WRITTEN REQUEST
Copy each line with the word "node" in it.

DATA TO USE
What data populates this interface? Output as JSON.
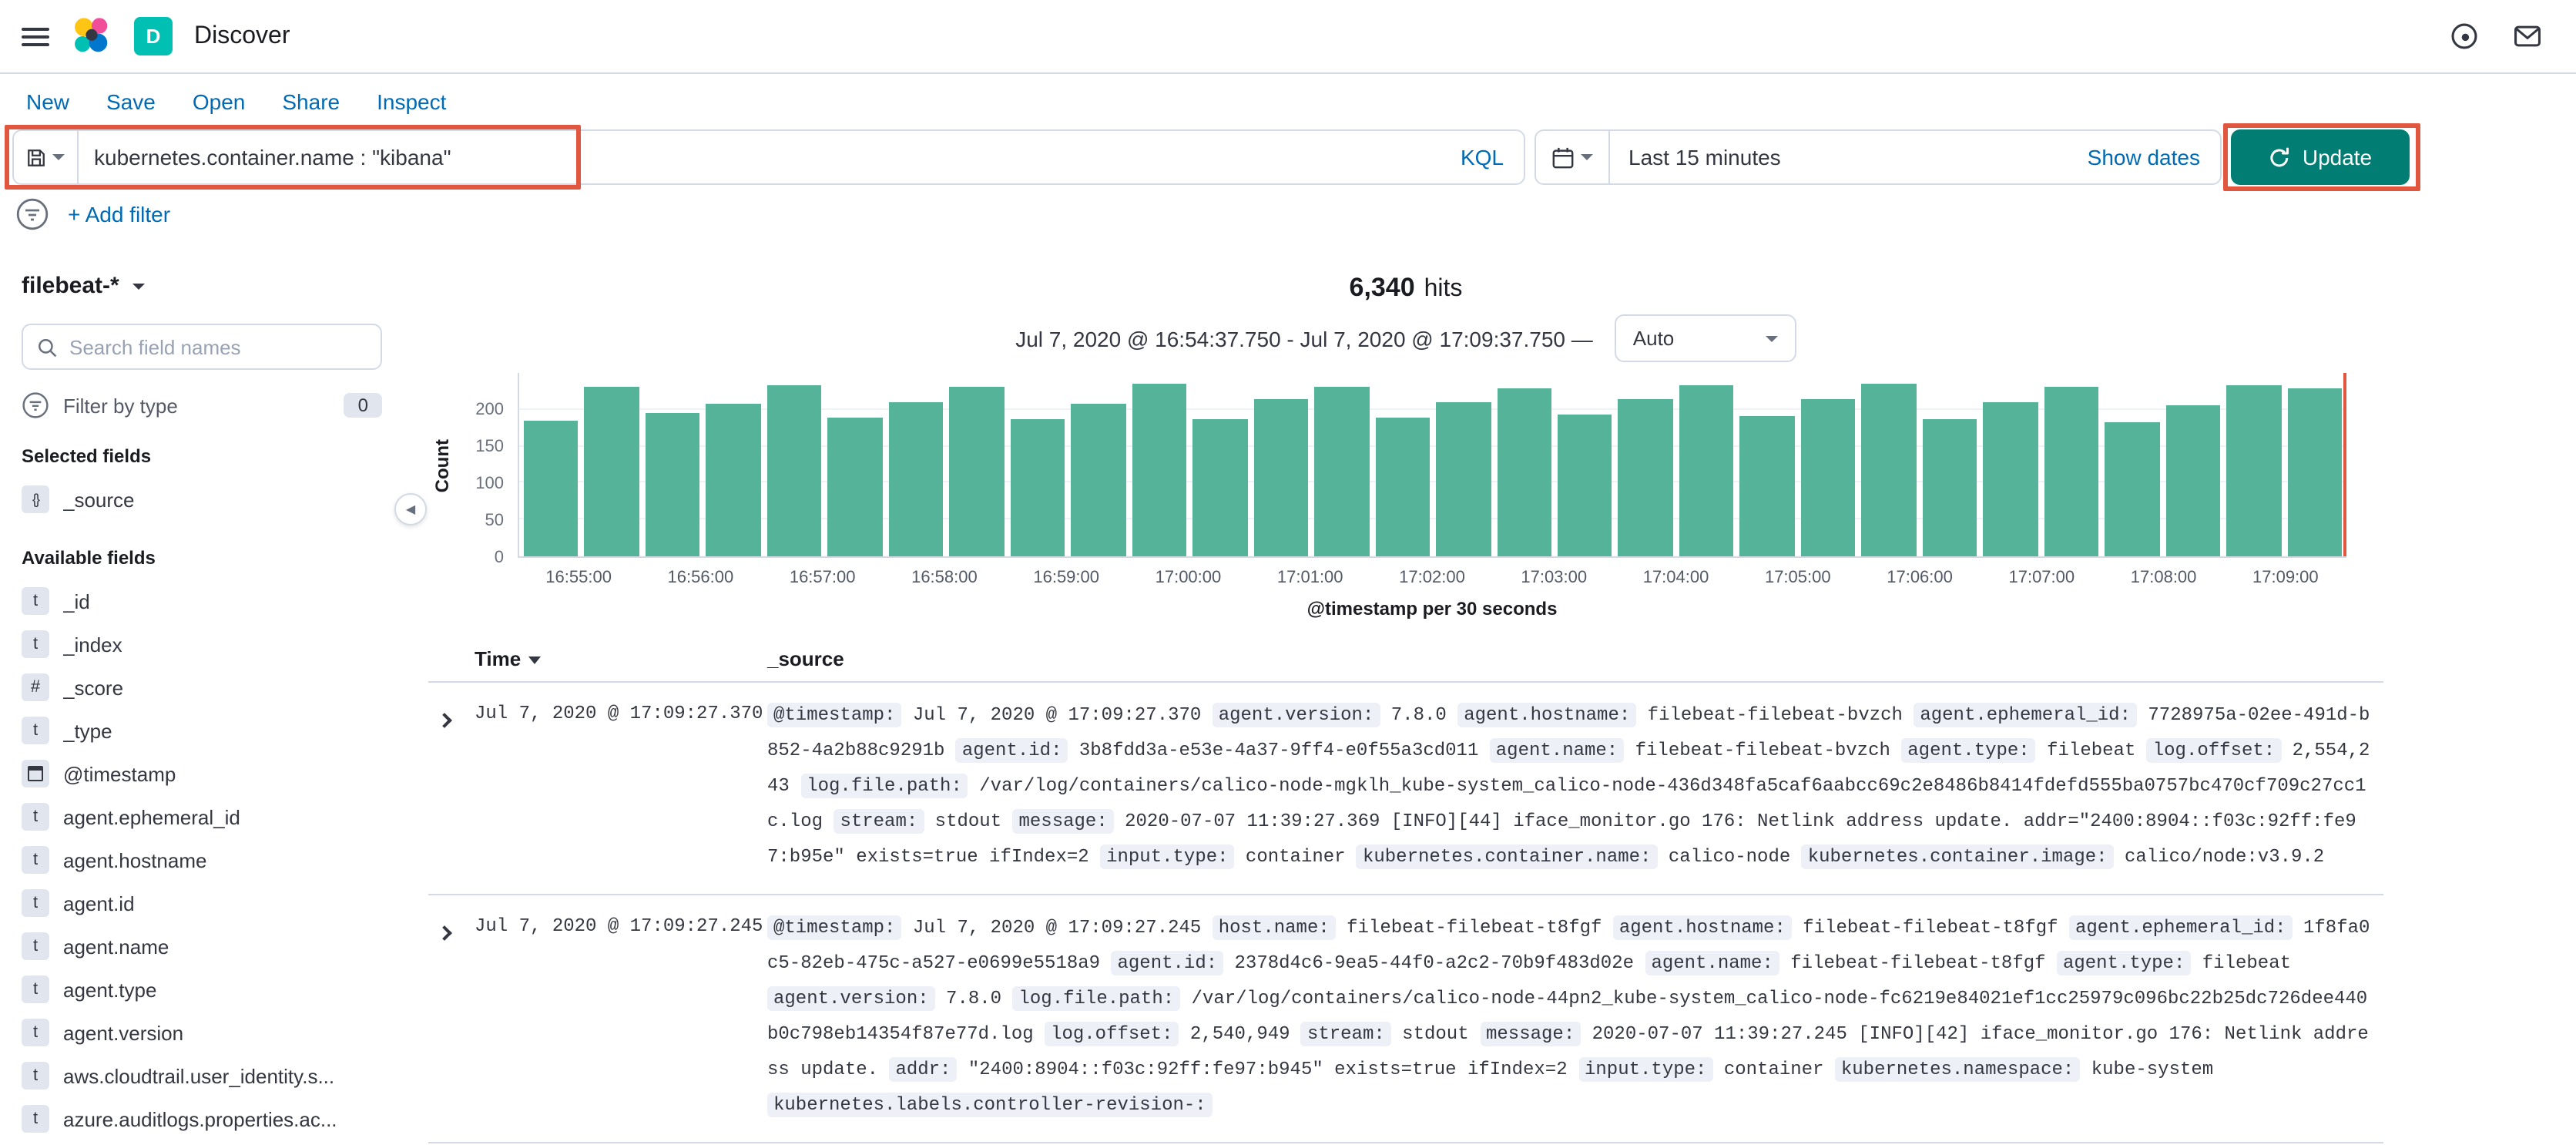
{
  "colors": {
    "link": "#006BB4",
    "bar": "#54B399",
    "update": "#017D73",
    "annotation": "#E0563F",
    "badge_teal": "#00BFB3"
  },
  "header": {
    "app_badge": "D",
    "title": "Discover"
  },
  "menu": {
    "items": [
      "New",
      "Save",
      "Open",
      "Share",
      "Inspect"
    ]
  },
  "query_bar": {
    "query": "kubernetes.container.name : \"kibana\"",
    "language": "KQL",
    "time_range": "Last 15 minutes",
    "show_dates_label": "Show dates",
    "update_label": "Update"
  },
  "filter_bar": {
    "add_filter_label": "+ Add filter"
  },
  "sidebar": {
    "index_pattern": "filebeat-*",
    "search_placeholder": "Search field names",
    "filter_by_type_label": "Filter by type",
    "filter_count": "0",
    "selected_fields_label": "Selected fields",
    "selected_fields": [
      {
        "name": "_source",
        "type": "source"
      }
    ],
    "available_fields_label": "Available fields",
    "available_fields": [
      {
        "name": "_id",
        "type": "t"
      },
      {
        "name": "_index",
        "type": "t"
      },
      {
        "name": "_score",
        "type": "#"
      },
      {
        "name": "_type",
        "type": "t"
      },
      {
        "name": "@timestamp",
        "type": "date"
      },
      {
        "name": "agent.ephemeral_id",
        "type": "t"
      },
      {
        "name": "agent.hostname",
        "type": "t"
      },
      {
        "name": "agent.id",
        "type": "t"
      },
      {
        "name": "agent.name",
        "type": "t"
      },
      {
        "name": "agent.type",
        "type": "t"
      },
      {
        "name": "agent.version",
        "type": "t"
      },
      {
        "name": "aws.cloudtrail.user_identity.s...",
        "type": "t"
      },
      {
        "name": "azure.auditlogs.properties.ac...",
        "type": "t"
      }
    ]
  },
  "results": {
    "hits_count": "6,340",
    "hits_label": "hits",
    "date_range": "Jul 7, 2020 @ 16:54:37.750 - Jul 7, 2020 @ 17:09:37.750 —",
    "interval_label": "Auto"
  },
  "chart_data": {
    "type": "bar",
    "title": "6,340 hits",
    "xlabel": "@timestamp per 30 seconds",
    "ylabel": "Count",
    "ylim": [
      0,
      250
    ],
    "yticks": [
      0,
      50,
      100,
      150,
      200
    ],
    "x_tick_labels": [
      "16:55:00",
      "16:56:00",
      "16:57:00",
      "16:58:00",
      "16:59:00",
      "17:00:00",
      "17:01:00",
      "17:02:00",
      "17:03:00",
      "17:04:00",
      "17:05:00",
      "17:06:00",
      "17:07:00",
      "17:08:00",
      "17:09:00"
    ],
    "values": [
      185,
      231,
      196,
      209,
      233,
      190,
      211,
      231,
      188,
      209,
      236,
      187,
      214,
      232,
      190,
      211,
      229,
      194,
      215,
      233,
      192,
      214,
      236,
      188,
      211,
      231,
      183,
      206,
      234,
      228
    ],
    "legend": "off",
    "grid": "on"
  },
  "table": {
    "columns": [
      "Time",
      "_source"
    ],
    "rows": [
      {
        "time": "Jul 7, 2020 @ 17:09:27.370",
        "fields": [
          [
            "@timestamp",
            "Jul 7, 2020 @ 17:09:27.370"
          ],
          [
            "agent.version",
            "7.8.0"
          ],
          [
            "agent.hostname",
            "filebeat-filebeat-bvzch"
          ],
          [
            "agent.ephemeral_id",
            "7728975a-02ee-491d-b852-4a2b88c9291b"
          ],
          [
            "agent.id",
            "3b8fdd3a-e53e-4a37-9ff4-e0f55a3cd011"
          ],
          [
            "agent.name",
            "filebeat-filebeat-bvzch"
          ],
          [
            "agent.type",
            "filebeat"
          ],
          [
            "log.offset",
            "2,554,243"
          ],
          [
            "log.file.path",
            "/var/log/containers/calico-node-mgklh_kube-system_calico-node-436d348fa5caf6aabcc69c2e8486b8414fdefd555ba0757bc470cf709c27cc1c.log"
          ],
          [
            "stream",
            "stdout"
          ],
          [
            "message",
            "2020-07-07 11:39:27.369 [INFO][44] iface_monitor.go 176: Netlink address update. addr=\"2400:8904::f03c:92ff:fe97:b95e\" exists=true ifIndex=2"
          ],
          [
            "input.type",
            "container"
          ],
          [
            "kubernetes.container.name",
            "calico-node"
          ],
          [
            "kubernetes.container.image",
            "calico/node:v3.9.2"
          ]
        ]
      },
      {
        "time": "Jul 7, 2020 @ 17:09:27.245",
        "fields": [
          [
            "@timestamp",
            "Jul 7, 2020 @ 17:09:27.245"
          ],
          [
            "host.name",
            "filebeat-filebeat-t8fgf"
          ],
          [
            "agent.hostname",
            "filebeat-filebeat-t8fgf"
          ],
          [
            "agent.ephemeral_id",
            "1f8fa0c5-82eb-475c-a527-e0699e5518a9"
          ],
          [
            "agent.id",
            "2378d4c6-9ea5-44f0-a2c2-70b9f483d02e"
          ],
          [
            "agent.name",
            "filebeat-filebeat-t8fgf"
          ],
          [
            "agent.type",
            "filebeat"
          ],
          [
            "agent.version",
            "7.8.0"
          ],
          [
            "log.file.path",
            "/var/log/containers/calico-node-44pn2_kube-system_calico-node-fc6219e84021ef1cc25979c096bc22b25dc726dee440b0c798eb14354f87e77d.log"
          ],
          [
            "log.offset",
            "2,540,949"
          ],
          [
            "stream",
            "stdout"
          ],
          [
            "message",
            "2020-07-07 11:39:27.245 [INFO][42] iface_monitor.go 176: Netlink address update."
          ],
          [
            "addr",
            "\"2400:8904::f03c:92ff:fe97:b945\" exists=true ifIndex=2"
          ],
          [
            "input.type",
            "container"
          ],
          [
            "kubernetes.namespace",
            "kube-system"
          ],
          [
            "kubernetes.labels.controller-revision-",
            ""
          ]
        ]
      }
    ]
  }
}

OUTPUT FOR THIS EXERCISE
            "/var/log/containers/calico-node-mgklh_kube-system_calico-node-436d348fa5caf6aabcc69c2e8486b8414fdefd555ba0757bc470cf709c27cc1c.log"
            "calico-node"
            "calico/node:v3.9.2"
            "/var/log/containers/calico-node-44pn2_kube-system_calico-node-fc6219e84021ef1cc25979c096bc22b25dc726dee440b0c798eb14354f87e77d.log"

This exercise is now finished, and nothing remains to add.